# Task statement:
From the listing below, pick out each line with the word "structured".
--
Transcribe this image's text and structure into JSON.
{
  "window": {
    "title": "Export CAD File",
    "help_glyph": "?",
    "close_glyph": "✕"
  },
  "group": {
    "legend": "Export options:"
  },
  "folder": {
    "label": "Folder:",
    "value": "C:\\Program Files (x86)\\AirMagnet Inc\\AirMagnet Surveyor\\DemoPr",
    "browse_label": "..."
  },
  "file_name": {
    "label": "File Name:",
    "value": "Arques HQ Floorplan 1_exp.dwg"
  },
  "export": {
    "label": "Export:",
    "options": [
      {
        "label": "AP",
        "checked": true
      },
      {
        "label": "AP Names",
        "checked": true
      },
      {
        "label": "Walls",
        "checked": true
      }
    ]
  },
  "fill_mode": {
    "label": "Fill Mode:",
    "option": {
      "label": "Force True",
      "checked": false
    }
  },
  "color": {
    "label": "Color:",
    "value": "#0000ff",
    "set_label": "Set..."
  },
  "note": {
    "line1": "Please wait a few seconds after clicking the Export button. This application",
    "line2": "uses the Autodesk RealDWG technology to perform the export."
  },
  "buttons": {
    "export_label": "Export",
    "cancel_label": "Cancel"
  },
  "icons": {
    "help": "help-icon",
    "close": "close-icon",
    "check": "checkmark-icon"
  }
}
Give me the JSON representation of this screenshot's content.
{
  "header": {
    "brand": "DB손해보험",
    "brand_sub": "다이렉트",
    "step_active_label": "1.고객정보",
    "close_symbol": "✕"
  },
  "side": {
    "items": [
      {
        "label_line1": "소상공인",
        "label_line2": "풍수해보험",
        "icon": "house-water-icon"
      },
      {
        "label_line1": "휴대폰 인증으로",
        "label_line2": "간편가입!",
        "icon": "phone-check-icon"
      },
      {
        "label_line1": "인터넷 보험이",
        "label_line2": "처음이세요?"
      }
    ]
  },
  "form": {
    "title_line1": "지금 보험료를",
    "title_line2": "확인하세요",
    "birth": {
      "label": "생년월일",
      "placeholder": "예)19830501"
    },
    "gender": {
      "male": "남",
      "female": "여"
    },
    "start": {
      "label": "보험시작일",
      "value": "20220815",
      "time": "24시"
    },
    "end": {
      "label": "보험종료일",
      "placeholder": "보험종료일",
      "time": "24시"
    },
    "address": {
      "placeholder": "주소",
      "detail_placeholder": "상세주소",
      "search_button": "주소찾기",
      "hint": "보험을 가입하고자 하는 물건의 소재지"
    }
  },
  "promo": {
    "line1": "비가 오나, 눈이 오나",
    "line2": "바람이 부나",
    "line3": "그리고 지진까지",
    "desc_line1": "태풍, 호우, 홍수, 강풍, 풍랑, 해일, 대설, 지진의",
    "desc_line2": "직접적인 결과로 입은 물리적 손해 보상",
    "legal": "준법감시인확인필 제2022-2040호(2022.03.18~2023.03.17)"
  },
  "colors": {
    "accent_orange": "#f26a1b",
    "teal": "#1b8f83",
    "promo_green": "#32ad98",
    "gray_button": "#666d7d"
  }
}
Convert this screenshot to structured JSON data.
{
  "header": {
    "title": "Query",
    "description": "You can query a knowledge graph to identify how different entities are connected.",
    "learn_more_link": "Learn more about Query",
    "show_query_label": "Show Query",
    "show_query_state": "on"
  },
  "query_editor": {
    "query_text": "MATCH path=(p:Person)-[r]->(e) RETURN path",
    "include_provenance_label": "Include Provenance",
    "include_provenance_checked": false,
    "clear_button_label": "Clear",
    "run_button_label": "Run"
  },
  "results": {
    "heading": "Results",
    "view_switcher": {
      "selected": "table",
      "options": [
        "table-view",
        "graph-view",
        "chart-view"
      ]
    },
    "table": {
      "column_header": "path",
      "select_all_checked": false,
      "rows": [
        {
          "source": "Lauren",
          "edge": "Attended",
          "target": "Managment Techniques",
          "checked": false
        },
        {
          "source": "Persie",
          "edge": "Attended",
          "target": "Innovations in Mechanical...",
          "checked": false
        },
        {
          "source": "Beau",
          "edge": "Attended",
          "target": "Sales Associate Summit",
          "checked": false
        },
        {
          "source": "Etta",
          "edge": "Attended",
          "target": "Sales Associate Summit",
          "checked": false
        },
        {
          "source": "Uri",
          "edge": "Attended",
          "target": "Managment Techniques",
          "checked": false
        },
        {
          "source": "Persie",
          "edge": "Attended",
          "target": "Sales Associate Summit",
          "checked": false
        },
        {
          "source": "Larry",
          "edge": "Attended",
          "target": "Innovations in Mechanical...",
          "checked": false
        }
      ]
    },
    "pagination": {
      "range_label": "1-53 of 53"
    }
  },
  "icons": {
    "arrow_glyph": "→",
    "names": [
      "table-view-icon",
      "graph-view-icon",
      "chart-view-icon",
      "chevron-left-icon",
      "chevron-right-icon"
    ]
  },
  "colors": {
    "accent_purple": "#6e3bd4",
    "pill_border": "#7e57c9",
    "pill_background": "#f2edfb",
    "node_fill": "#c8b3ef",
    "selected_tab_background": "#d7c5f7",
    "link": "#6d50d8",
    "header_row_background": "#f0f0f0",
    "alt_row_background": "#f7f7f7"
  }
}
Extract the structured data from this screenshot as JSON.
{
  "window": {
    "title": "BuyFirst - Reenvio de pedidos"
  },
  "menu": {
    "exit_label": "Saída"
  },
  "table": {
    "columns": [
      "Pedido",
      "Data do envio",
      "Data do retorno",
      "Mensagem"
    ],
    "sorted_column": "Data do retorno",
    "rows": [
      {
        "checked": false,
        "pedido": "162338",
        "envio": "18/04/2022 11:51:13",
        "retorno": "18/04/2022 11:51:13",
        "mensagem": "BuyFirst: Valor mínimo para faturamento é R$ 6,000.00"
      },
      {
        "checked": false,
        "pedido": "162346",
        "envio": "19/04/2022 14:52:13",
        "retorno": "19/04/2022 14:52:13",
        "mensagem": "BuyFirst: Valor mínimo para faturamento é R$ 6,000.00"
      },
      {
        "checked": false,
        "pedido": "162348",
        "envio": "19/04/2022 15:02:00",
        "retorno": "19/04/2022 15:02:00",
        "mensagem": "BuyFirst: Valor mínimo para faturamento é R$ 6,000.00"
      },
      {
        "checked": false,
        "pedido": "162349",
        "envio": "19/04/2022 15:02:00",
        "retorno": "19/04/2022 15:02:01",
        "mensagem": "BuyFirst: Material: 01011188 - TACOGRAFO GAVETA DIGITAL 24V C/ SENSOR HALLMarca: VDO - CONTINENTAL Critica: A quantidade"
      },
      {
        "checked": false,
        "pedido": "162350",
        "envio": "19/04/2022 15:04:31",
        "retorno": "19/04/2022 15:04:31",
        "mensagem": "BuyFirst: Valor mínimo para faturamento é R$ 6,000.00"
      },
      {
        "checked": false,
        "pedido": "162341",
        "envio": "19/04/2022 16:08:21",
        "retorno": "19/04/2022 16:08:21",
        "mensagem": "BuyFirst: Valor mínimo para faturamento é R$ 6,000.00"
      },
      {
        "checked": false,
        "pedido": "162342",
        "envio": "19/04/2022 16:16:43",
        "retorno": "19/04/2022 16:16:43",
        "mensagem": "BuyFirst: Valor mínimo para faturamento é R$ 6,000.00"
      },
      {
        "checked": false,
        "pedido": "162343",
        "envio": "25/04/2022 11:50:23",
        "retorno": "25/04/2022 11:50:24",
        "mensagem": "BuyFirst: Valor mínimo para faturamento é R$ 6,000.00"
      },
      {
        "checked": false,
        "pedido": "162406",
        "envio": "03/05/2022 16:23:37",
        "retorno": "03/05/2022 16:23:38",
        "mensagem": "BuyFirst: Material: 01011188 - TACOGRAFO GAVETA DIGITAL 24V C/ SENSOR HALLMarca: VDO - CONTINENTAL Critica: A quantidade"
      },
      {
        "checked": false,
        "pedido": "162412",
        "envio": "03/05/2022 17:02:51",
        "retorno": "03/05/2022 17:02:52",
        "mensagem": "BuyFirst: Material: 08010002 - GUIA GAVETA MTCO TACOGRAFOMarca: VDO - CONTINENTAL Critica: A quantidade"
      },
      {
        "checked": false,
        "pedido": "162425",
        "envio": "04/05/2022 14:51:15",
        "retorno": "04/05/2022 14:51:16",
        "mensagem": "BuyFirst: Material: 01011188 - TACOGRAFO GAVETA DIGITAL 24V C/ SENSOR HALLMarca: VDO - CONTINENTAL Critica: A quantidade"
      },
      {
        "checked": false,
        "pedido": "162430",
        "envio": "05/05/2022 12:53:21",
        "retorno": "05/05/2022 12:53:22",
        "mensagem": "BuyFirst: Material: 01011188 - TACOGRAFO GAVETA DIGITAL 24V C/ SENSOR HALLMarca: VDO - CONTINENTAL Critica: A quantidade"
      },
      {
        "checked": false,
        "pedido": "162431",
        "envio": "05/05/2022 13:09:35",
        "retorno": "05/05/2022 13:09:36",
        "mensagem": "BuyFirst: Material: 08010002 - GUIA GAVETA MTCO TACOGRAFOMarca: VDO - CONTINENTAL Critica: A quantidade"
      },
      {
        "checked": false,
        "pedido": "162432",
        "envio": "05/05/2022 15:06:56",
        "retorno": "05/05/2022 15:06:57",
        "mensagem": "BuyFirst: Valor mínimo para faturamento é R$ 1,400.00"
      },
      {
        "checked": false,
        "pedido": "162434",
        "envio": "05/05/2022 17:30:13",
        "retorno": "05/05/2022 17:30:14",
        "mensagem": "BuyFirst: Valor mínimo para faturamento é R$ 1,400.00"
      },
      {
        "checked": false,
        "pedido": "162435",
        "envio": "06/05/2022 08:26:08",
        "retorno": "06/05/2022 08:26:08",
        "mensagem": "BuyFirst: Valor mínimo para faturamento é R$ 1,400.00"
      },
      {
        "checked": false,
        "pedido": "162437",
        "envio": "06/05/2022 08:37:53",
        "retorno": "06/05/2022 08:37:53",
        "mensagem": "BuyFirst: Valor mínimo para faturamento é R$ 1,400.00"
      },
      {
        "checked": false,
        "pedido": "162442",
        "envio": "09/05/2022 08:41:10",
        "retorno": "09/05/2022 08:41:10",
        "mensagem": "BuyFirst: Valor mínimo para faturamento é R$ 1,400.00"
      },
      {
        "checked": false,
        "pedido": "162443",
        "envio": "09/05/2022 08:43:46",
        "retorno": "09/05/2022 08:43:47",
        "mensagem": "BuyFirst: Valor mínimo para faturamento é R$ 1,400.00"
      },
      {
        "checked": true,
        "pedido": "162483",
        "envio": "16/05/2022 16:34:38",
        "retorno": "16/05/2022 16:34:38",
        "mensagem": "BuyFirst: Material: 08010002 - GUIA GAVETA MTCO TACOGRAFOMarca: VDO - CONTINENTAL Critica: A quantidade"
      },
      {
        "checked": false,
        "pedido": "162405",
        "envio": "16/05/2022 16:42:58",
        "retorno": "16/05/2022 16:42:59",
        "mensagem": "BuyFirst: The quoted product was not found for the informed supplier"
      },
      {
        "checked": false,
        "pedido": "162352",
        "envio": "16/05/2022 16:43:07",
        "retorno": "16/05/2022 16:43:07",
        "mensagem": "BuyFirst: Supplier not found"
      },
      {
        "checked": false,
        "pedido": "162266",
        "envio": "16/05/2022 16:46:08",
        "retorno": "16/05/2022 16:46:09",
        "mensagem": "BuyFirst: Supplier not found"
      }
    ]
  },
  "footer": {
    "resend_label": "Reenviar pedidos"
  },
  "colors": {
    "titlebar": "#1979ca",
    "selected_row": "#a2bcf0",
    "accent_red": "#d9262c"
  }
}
--
# Output for this exercise:
Convert this screenshot to structured JSON data.
Extract the structured data from this screenshot as JSON.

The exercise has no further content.